§ Your task:
Locate all lines with the word "Портфельный". Copy them.

§ Records for this exercise:
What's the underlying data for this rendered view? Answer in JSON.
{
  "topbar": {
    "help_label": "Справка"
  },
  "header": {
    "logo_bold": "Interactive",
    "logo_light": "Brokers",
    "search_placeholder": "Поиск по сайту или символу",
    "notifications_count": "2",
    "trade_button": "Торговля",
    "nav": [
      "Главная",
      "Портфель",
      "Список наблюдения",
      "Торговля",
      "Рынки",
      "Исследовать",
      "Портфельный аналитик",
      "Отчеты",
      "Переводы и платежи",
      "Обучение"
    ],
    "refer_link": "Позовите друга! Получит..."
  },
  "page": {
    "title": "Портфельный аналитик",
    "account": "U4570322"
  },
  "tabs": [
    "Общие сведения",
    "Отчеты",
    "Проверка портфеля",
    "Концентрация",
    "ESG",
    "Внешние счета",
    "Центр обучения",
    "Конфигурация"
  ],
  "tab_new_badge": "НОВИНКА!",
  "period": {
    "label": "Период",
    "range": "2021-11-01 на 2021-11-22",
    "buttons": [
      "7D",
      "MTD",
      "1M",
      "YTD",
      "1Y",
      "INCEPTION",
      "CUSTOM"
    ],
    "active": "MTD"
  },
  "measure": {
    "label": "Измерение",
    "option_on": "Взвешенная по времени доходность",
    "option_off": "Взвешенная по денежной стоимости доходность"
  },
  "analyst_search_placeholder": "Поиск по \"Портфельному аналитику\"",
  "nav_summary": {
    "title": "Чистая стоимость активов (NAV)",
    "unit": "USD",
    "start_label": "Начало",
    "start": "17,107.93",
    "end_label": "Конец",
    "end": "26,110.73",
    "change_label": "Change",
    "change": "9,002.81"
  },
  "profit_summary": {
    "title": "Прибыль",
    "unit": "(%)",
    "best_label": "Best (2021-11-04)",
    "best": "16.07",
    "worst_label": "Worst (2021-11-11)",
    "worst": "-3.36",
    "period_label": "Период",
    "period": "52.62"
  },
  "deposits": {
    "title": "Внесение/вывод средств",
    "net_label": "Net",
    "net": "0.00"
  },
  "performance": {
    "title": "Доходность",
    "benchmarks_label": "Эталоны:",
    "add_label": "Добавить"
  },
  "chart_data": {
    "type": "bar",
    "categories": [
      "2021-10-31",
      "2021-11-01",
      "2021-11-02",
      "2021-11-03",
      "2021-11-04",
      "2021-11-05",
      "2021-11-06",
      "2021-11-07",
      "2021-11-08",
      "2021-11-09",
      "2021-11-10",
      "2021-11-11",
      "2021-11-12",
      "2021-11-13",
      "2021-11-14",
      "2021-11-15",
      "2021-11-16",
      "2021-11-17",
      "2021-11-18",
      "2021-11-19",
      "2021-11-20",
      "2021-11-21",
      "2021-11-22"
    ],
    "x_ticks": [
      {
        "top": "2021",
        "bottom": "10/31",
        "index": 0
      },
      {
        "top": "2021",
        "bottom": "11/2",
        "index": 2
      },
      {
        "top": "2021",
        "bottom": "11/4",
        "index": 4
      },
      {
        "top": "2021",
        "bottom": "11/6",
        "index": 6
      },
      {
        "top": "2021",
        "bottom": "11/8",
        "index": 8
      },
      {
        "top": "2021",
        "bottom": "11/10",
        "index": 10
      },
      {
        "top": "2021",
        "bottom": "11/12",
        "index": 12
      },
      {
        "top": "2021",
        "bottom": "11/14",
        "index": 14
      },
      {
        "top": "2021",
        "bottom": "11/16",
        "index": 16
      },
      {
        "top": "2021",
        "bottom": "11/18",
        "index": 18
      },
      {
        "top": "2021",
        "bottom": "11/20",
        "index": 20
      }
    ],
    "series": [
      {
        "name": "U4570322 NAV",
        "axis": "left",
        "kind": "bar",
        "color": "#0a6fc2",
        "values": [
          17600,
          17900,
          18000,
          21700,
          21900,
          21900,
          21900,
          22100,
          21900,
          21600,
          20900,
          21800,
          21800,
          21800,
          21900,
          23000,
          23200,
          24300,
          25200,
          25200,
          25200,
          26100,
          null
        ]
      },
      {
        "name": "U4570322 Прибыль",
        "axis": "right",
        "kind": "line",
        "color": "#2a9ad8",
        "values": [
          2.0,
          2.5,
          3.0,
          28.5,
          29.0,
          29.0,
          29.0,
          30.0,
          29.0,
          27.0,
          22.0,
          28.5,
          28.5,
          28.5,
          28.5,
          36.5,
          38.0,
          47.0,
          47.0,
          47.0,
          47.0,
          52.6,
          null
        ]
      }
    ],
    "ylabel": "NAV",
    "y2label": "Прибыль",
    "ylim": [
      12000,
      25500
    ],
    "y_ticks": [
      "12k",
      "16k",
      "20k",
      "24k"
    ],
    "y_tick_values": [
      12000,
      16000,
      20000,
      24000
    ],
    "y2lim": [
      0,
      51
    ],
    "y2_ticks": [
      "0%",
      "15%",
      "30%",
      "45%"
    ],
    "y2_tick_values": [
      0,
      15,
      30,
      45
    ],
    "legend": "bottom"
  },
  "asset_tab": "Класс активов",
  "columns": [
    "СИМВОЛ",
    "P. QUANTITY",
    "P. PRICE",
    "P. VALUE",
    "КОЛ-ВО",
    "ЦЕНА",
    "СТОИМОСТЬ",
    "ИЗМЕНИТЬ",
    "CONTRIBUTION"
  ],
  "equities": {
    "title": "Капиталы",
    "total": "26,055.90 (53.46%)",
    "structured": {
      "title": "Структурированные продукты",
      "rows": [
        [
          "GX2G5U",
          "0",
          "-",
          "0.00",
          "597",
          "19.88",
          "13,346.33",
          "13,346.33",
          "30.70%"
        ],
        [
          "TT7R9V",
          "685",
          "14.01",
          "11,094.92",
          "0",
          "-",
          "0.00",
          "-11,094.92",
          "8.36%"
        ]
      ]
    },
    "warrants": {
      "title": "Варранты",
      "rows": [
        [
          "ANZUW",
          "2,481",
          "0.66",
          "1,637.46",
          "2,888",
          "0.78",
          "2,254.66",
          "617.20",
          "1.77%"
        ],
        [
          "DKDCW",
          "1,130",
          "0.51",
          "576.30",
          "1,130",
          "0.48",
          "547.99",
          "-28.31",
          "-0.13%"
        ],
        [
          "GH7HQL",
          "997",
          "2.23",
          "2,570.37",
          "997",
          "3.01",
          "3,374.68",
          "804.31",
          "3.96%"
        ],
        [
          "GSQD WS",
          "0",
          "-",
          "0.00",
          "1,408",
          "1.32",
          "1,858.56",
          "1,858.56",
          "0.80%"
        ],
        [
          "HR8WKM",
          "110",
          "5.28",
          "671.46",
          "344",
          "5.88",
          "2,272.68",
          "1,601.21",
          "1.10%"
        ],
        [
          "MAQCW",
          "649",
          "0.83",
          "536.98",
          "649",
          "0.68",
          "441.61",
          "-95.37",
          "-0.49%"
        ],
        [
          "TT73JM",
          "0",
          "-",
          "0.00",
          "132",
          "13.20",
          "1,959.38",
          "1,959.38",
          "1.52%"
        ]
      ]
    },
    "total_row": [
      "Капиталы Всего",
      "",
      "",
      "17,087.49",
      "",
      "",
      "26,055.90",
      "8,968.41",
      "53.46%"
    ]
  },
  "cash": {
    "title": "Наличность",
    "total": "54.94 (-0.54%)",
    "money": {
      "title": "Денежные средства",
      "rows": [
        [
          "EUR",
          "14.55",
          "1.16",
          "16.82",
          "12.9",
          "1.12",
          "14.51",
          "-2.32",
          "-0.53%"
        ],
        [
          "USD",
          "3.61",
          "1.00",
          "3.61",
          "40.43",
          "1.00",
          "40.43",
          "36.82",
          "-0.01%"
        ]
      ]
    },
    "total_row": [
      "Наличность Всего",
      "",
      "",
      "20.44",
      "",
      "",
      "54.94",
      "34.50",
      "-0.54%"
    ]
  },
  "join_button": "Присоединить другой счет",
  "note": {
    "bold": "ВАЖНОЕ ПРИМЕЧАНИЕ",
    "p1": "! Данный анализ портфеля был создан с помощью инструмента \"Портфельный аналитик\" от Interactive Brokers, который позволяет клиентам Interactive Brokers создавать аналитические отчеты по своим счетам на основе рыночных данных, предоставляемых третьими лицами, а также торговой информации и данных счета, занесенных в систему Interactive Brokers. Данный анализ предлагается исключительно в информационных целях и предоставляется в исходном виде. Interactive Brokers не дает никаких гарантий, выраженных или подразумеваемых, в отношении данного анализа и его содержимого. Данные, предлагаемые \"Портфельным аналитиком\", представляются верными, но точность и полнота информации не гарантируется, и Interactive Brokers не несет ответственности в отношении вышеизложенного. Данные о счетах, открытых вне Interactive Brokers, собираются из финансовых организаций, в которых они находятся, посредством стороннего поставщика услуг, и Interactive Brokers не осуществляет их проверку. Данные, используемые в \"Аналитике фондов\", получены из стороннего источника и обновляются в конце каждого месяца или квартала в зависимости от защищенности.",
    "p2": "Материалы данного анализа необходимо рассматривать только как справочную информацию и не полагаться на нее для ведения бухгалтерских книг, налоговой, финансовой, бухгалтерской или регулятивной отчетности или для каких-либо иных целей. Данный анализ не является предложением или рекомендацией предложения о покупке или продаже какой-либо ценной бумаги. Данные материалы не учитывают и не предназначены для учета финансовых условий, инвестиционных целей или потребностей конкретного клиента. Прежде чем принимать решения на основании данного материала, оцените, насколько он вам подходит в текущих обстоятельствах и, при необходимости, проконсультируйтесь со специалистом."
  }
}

§ Exercise answer:
      "Портфельный аналитик",
    "title": "Портфельный аналитик",
    "p1": "! Данный анализ портфеля был создан с помощью инструмента \"Портфельный аналитик\" от Interactive Brokers, который позволяет клиентам Interactive Brokers создавать аналитические отчеты по своим счетам на основе рыночных данных, предоставляемых третьими лицами, а также торговой информации и данных счета, занесенных в систему Interactive Brokers. Данный анализ предлагается исключительно в информационных целях и предоставляется в исходном виде. Interactive Brokers не дает никаких гарантий, выраженных или подразумеваемых, в отношении данного анализа и его содержимого. Данные, предлагаемые \"Портфельным аналитиком\", представляются верными, но точность и полнота информации не гарантируется, и Interactive Brokers не несет ответственности в отношении вышеизложенного. Данные о счетах, открытых вне Interactive Brokers, собираются из финансовых организаций, в которых они находятся, посредством стороннего поставщика услуг, и Interactive Brokers не осуществляет их проверку. Данные, используемые в \"Аналитике фондов\", получены из стороннего источника и обновляются в конце каждого месяца или квартала в зависимости от защищенности.",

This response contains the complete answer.